Source records:
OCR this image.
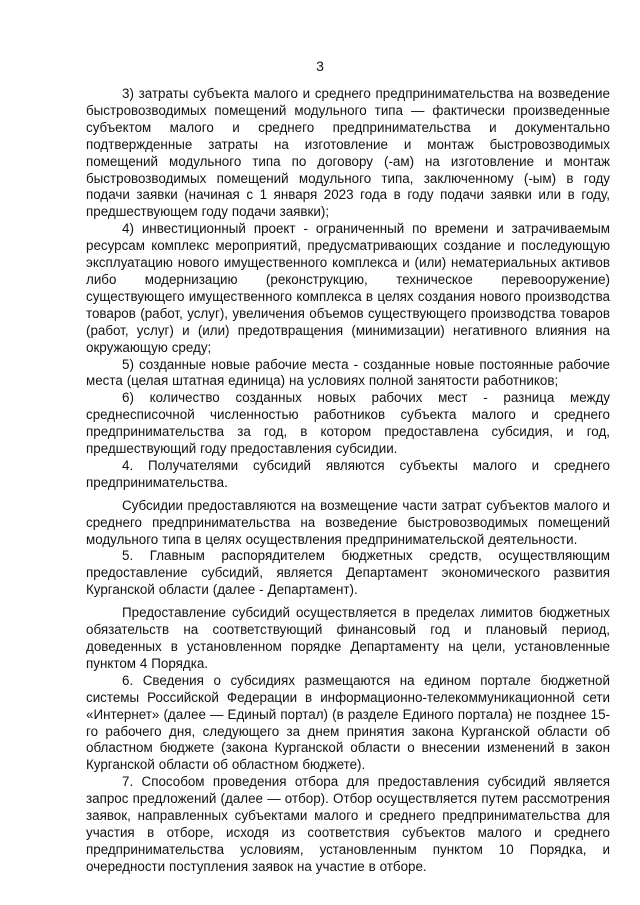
3

3) затраты субъекта малого и среднего предпринимательства на возведение быстровозводимых помещений модульного типа — фактически произведенные субъектом малого и среднего предпринимательства и документально подтвержденные затраты на изготовление и монтаж быстровозводимых помещений модульного типа по договору (-ам) на изготовление и монтаж быстровозводимых помещений модульного типа, заключенному (-ым) в году подачи заявки (начиная с 1 января 2023 года в году подачи заявки или в году, предшествующем году подачи заявки);

4) инвестиционный проект - ограниченный по времени и затрачиваемым ресурсам комплекс мероприятий, предусматривающих создание и последующую эксплуатацию нового имущественного комплекса и (или) нематериальных активов либо модернизацию (реконструкцию, техническое перевооружение) существующего имущественного комплекса в целях создания нового производства товаров (работ, услуг), увеличения объемов существующего производства товаров (работ, услуг) и (или) предотвращения (минимизации) негативного влияния на окружающую среду;

5) созданные новые рабочие места - созданные новые постоянные рабочие места (целая штатная единица) на условиях полной занятости работников;

6) количество созданных новых рабочих мест - разница между среднесписочной численностью работников субъекта малого и среднего предпринимательства за год, в котором предоставлена субсидия, и год, предшествующий году предоставления субсидии.

4. Получателями субсидий являются субъекты малого и среднего предпринимательства.

Субсидии предоставляются на возмещение части затрат субъектов малого и среднего предпринимательства на возведение быстровозводимых помещений модульного типа в целях осуществления предпринимательской деятельности.

5. Главным распорядителем бюджетных средств, осуществляющим предоставление субсидий, является Департамент экономического развития Курганской области (далее - Департамент).

Предоставление субсидий осуществляется в пределах лимитов бюджетных обязательств на соответствующий финансовый год и плановый период, доведенных в установленном порядке Департаменту на цели, установленные пунктом 4 Порядка.

6. Сведения о субсидиях размещаются на едином портале бюджетной системы Российской Федерации в информационно-телекоммуникационной сети «Интернет» (далее — Единый портал) (в разделе Единого портала) не позднее 15-го рабочего дня, следующего за днем принятия закона Курганской области об областном бюджете (закона Курганской области о внесении изменений в закон Курганской области об областном бюджете).

7. Способом проведения отбора для предоставления субсидий является запрос предложений (далее — отбор). Отбор осуществляется путем рассмотрения заявок, направленных субъектами малого и среднего предпринимательства для участия в отборе, исходя из соответствия субъектов малого и среднего предпринимательства условиям, установленным пунктом 10 Порядка, и очередности поступления заявок на участие в отборе.
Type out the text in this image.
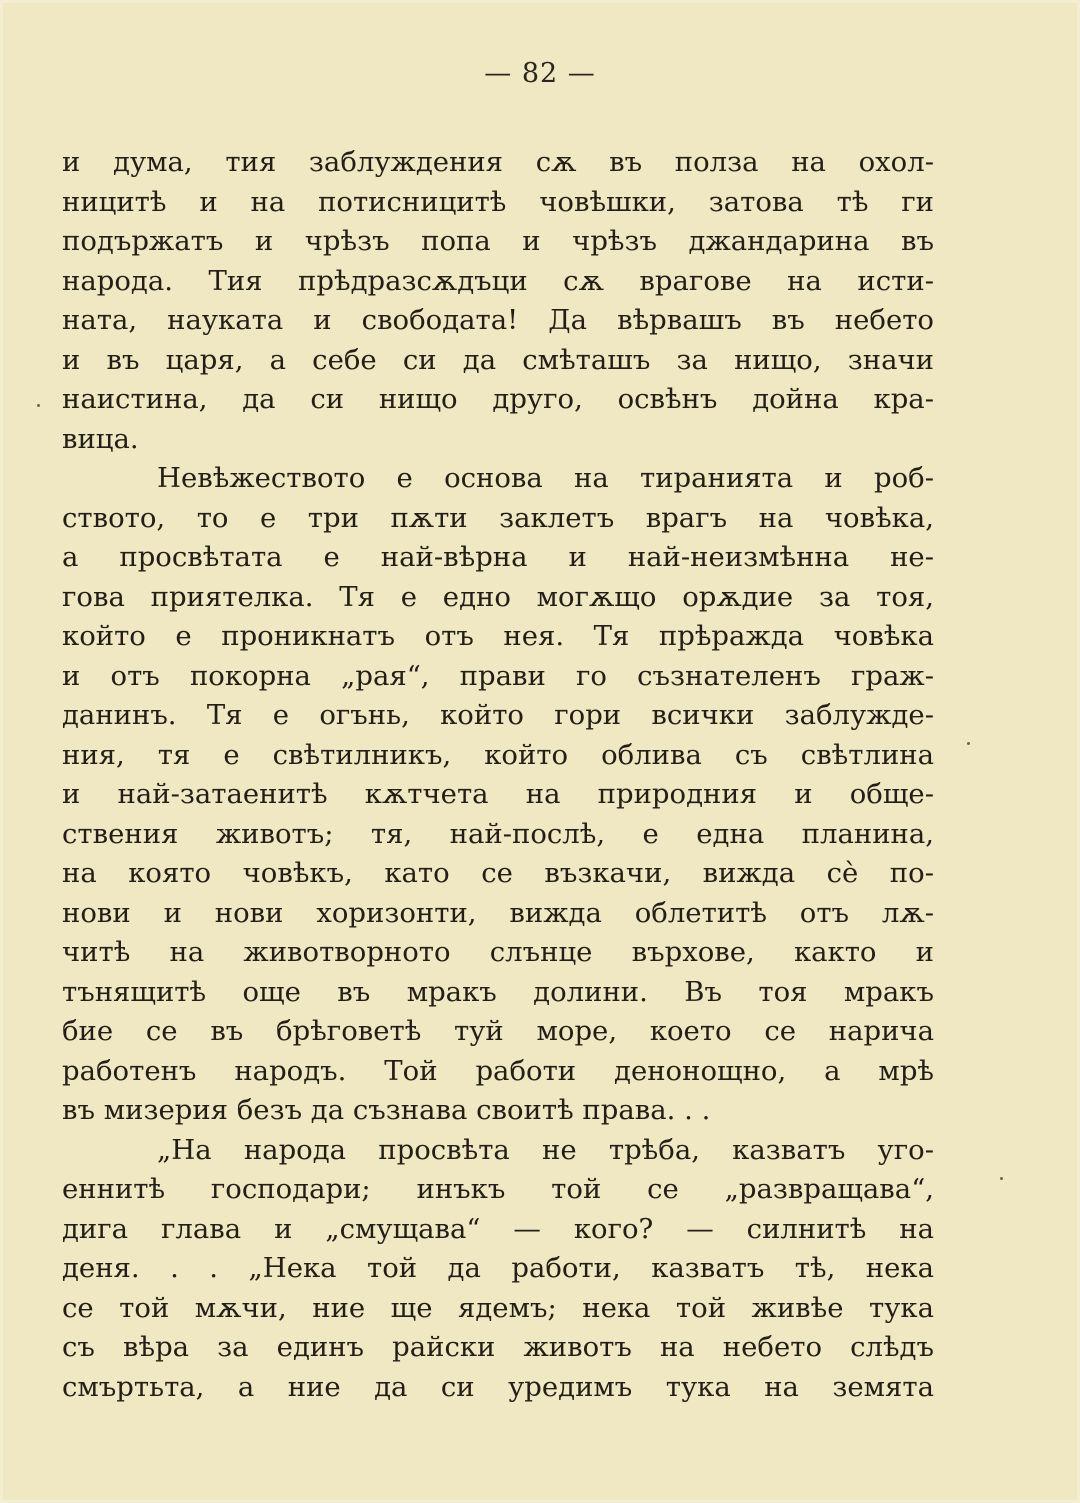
— 82 —
и дума, тия заблуждения сѫ въ полза на охол-
ницитѣ и на потисницитѣ човѣшки, затова тѣ ги
подържатъ и чрѣзъ попа и чрѣзъ джандарина въ
народа. Тия прѣдразсѫдъци сѫ врагове на исти-
ната, науката и свободата! Да вѣрвашъ въ небето
и въ царя, а себе си да смѣташъ за нищо, значи
наистина, да си нищо друго, освѣнъ дойна кра-
вица.
Невѣжеството е основа на тиранията и роб-
ството, то е три пѫти заклетъ врагъ на човѣка,
а просвѣтата е най-вѣрна и най-неизмѣнна не-
гова приятелка. Тя е едно могѫщо орѫдие за тоя,
който е проникнатъ отъ нея. Тя прѣражда човѣка
и отъ покорна „рая“, прави го съзнателенъ граж-
данинъ. Тя е огънь, който гори всички заблужде-
ния, тя е свѣтилникъ, който облива съ свѣтлина
и най-затаенитѣ кѫтчета на природния и обще-
ствения животъ; тя, най-послѣ, е една планина,
на която човѣкъ, като се възкачи, вижда сѐ по-
нови и нови хоризонти, вижда облетитѣ отъ лѫ-
читѣ на животворното слънце върхове, както и
тънящитѣ още въ мракъ долини. Въ тоя мракъ
бие се въ брѣговетѣ туй море, което се нарича
работенъ народъ. Той работи денонощно, а мрѣ
въ мизерия безъ да съзнава своитѣ права. . .
„На народа просвѣта не трѣба, казватъ уго-
еннитѣ господари; инъкъ той се „развращава“,
дига глава и „смущава“ — кого? — силнитѣ на
деня. . . „Нека той да работи, казватъ тѣ, нека
се той мѫчи, ние ще ядемъ; нека той живѣе тука
съ вѣра за единъ райски животъ на небето слѣдъ
смъртьта, а ние да си уредимъ тука на земята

Job: State the count of lines that contain the string "субъектов". Nothing else is needed.

Solution to this problem: 2